WORK REQUIRED: Check every line of the material below for the string "name", and return the ones that have it.

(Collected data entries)

☆ ☆ ☆

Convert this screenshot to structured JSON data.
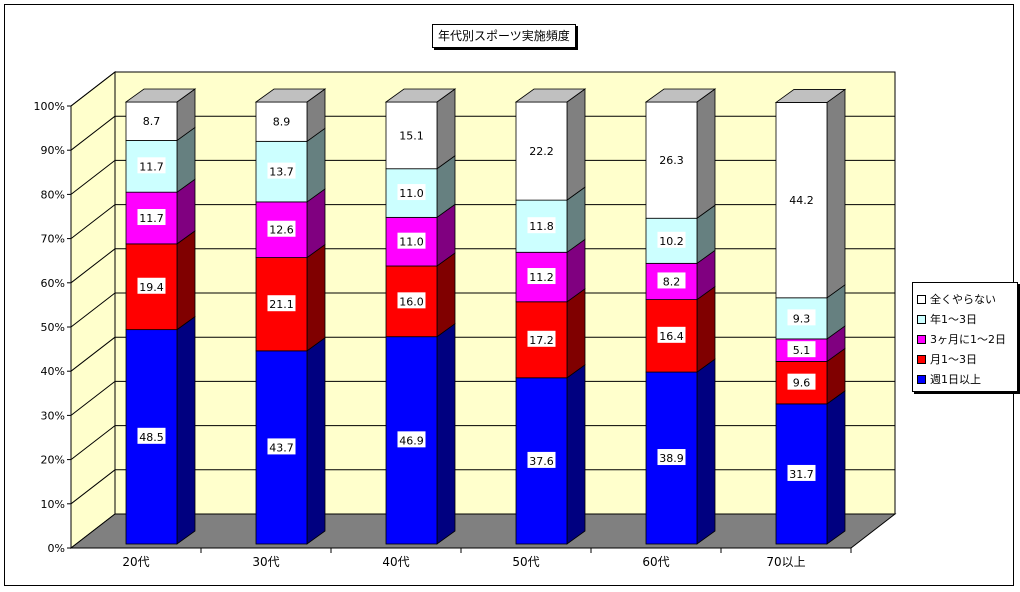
{
  "chart_data": {
    "type": "bar",
    "stacked": true,
    "three_d": true,
    "title": "年代別スポーツ実施頻度",
    "categories": [
      "20代",
      "30代",
      "40代",
      "50代",
      "60代",
      "70以上"
    ],
    "series": [
      {
        "name": "週1日以上",
        "color": "#0000ff",
        "values": [
          48.5,
          43.7,
          46.9,
          37.6,
          38.9,
          31.7
        ]
      },
      {
        "name": "月1～3日",
        "color": "#ff0000",
        "values": [
          19.4,
          21.1,
          16.0,
          17.2,
          16.4,
          9.6
        ]
      },
      {
        "name": "3ヶ月に1～2日",
        "color": "#ff00ff",
        "values": [
          11.7,
          12.6,
          11.0,
          11.2,
          8.2,
          5.1
        ]
      },
      {
        "name": "年1～3日",
        "color": "#ccffff",
        "values": [
          11.7,
          13.7,
          11.0,
          11.8,
          10.2,
          9.3
        ]
      },
      {
        "name": "全くやらない",
        "color": "#ffffff",
        "values": [
          8.7,
          8.9,
          15.1,
          22.2,
          26.3,
          44.2
        ]
      }
    ],
    "y_ticks": [
      "0%",
      "10%",
      "20%",
      "30%",
      "40%",
      "50%",
      "60%",
      "70%",
      "80%",
      "90%",
      "100%"
    ],
    "ylim": [
      0,
      100
    ],
    "grid": true,
    "wall_color": "#ffffcc",
    "floor_color": "#808080",
    "legend_position": "right"
  }
}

☆ ☆ ☆

TASK RESPONSE:
        "name": "週1日以上",
        "name": "月1～3日",
        "name": "3ヶ月に1～2日",
        "name": "年1～3日",
        "name": "全くやらない",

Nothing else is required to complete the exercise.